> _PAGE TEXT_
For about a decade, Mary Weatherford has been integrating neon with abstract paintings, adhering neon tubes directly onto the surfaces her painted canvases. Her new show Mountains Mud Prisms Air utilizes neon in some works and totally abandons it in others, allowing its inclusion to feel intentional and compositional. In the exhibition’s largest works — neither of which contain neon and which span 24 feet — paint dances across the canvas in pools, spills, and swirls of exuberant color. 

The works are inspired by Weatherford’s recent trips to Hawaii, and a sun dappled, tropical air can be felt in pieces like Light Falling Like a Broken Chain; Paradise, in which paint scraped away in large swirls towards the canvas’ top edge suggests the light peeking through a lush landscape.

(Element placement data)
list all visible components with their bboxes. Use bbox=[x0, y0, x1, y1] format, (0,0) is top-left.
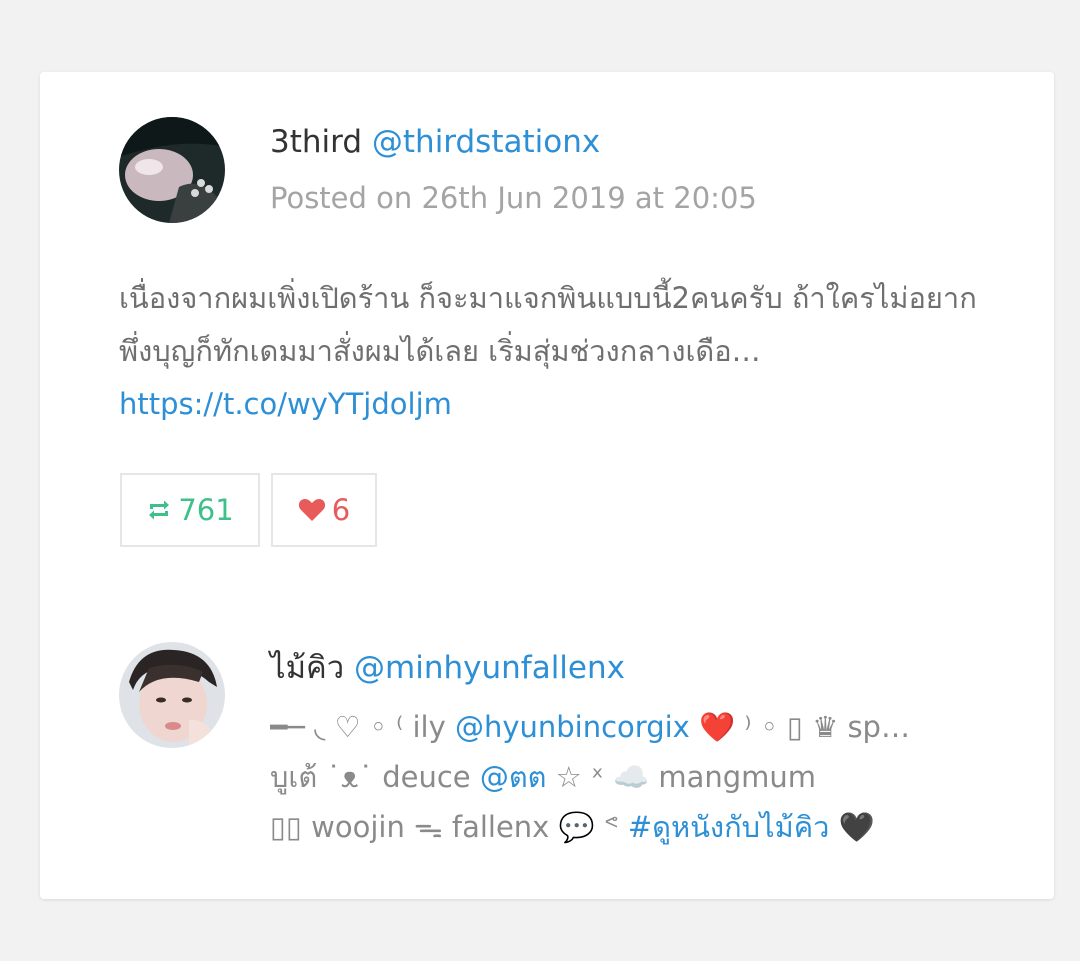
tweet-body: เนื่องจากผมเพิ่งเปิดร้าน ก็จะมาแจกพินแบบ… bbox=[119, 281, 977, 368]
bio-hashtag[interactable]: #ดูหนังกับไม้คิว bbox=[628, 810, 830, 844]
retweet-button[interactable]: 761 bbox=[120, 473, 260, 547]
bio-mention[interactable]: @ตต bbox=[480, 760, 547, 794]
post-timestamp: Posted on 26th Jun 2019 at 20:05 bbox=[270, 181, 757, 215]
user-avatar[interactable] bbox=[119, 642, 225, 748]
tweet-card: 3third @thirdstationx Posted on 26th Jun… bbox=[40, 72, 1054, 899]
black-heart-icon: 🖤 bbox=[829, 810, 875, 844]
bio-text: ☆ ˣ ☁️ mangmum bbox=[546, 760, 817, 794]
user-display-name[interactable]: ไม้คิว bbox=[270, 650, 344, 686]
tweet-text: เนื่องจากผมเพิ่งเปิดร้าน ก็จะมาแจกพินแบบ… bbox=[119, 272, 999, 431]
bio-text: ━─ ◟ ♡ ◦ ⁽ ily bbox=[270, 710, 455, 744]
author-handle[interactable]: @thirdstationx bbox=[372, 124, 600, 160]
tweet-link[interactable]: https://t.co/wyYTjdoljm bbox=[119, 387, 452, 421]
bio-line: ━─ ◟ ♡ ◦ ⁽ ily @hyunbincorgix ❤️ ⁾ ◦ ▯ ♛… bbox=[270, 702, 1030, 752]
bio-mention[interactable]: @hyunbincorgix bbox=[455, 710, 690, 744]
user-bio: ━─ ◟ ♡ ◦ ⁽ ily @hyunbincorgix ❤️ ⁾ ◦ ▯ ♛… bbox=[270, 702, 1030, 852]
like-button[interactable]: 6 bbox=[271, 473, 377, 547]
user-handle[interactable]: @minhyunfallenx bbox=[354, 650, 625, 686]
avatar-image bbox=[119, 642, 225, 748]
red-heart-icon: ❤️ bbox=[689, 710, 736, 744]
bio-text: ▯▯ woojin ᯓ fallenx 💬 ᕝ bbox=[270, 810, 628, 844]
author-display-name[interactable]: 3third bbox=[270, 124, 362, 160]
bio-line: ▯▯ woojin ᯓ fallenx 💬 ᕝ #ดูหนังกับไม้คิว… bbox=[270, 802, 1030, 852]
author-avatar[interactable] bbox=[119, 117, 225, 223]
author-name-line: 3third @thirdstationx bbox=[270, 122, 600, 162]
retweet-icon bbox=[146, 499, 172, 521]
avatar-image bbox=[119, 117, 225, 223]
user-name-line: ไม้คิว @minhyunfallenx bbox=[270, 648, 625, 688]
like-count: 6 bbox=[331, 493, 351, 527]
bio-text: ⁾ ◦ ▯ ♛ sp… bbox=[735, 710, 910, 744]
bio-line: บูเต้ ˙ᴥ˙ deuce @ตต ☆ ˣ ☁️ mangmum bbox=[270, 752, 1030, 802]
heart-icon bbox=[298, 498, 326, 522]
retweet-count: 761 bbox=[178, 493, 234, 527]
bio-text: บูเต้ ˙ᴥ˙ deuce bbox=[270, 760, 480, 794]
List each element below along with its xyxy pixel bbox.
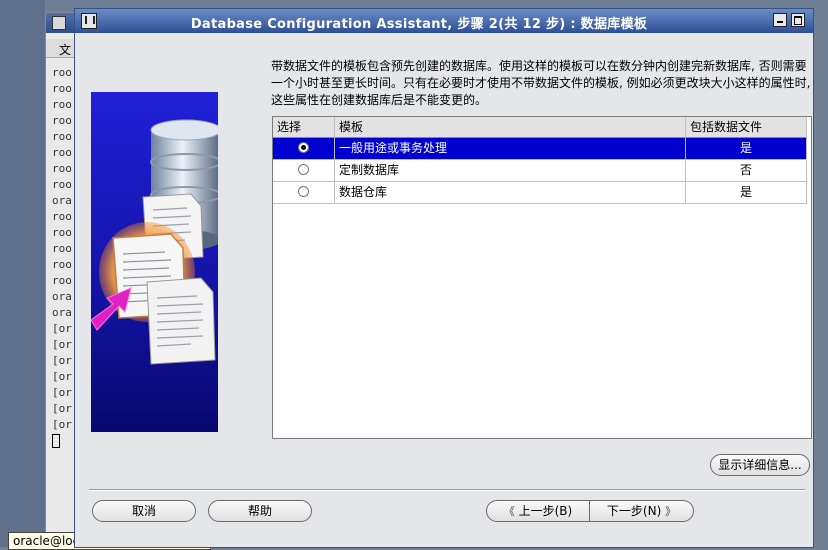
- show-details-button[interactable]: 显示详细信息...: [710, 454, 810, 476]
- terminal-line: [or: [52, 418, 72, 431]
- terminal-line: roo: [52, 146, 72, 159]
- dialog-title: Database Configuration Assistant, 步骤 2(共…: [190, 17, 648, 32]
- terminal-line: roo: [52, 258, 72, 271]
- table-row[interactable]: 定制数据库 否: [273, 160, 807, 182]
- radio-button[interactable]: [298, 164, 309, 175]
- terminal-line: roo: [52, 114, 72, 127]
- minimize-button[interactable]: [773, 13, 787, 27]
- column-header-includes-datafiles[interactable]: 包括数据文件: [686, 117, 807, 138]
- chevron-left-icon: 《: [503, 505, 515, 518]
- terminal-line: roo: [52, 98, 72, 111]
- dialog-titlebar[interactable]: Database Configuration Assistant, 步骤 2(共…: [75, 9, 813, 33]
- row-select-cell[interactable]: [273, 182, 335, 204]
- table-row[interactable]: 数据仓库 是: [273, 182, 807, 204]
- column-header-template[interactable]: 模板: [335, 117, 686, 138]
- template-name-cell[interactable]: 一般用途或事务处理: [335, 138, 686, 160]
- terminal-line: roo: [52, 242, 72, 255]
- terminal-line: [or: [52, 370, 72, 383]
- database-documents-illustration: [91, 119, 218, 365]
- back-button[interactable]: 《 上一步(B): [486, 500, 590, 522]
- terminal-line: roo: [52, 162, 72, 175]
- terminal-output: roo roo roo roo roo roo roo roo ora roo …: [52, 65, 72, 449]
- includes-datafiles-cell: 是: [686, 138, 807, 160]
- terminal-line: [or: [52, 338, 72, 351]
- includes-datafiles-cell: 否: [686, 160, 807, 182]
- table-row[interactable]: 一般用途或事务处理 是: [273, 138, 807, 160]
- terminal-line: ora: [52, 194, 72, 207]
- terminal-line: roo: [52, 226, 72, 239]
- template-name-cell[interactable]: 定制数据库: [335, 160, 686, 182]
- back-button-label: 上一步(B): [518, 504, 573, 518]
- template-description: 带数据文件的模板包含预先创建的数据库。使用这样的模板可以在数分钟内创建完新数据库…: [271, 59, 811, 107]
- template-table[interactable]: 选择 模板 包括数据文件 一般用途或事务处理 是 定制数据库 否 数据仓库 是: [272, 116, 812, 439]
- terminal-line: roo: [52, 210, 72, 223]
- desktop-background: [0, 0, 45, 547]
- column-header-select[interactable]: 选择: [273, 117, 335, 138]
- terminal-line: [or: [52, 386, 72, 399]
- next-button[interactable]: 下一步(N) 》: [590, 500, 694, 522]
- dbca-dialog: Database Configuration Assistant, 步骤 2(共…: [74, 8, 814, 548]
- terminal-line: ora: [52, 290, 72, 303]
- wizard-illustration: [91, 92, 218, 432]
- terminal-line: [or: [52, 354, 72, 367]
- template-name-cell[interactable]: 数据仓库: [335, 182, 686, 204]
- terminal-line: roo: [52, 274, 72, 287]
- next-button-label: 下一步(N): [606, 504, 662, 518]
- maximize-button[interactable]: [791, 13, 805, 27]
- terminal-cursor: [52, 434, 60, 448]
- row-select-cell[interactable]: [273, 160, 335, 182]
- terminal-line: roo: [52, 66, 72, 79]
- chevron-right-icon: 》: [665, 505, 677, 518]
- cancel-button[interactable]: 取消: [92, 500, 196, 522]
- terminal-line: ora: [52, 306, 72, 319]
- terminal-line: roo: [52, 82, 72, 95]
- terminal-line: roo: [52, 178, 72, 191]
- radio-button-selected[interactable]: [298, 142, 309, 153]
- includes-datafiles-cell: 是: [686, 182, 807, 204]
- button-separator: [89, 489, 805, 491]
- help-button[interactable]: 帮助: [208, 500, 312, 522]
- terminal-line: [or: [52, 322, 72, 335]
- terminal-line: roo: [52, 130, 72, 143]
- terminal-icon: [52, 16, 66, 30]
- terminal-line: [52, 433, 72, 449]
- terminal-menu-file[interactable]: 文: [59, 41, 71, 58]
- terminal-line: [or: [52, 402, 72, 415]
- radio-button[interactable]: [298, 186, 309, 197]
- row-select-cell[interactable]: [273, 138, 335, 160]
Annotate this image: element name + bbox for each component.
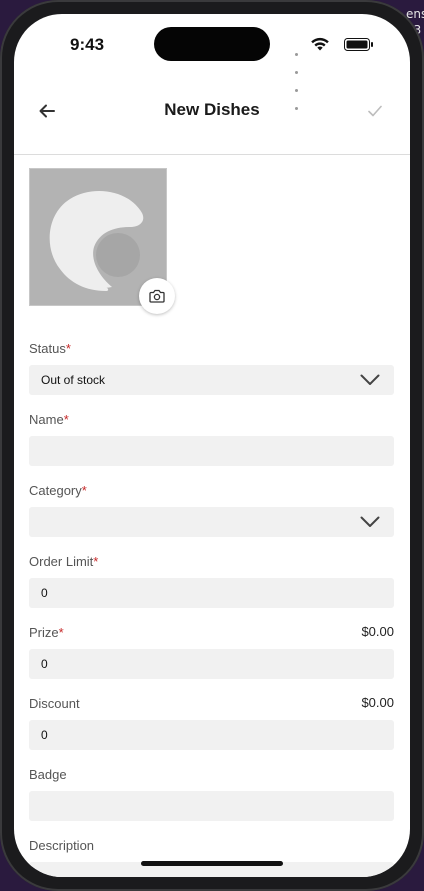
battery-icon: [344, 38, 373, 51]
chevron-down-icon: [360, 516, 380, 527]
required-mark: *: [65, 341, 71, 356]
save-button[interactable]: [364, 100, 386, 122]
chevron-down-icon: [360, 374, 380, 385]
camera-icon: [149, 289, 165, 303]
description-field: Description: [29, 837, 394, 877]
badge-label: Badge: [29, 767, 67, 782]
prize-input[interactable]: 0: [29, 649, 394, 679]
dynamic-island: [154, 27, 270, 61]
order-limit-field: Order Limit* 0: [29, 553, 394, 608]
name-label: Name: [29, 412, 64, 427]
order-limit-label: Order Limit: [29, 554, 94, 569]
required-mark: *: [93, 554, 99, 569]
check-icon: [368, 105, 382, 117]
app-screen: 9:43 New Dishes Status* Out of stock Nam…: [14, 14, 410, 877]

> _PROBLEM 1_
Can you return, unchanged, the lines of the records from the one containing "battery-icon: [344, 38, 373, 51]" through the last line of the records, with both ends included?
> _PROBLEM 2_
Can you carry the piece on Mary Weatherford's exhibition further, starting after its last sentence?
The text and the records are separate, unrelated material.

> _OUTPUT 1_
battery-icon: [344, 38, 373, 51]
chevron-down-icon: [360, 516, 380, 527]
required-mark: *: [65, 341, 71, 356]
save-button[interactable]: [364, 100, 386, 122]
chevron-down-icon: [360, 374, 380, 385]
camera-icon: [149, 289, 165, 303]
description-field: Description: [29, 837, 394, 877]
badge-label: Badge: [29, 767, 67, 782]
prize-input[interactable]: 0: [29, 649, 394, 679]
dynamic-island: [154, 27, 270, 61]
order-limit-field: Order Limit* 0: [29, 553, 394, 608]
name-label: Name: [29, 412, 64, 427]
order-limit-label: Order Limit: [29, 554, 94, 569]
required-mark: *: [93, 554, 99, 569]
check-icon: [368, 105, 382, 117]
app-screen: 9:43 New Dishes Status* Out of stock Nam…: [14, 14, 410, 877]

> _OUTPUT 2_
But these works are not meant to be read literally. Rather, they emote a soft and tender quality, stirring up emotional resonances. The Birds of Kīlauea Point, with its blue neon stripe running down the painting’s center, feels peaceful amidst its chirping energy and shocks of blue against a more neutral palette. In a modest 15” x 19” work titled Warm Weather, a pool of honey orange glides across the painting, which is segmented by an orange neon tube. Unlike Weatherford’s  other works, in which the neons jut out dramatically past the canvas edge, this one is cropped — somewhat awkwardly — to the dimensions of the canvas itself, giving it a compressed and dense tension, like the inability to escape the sun’s buzz on a sweltering afternoon.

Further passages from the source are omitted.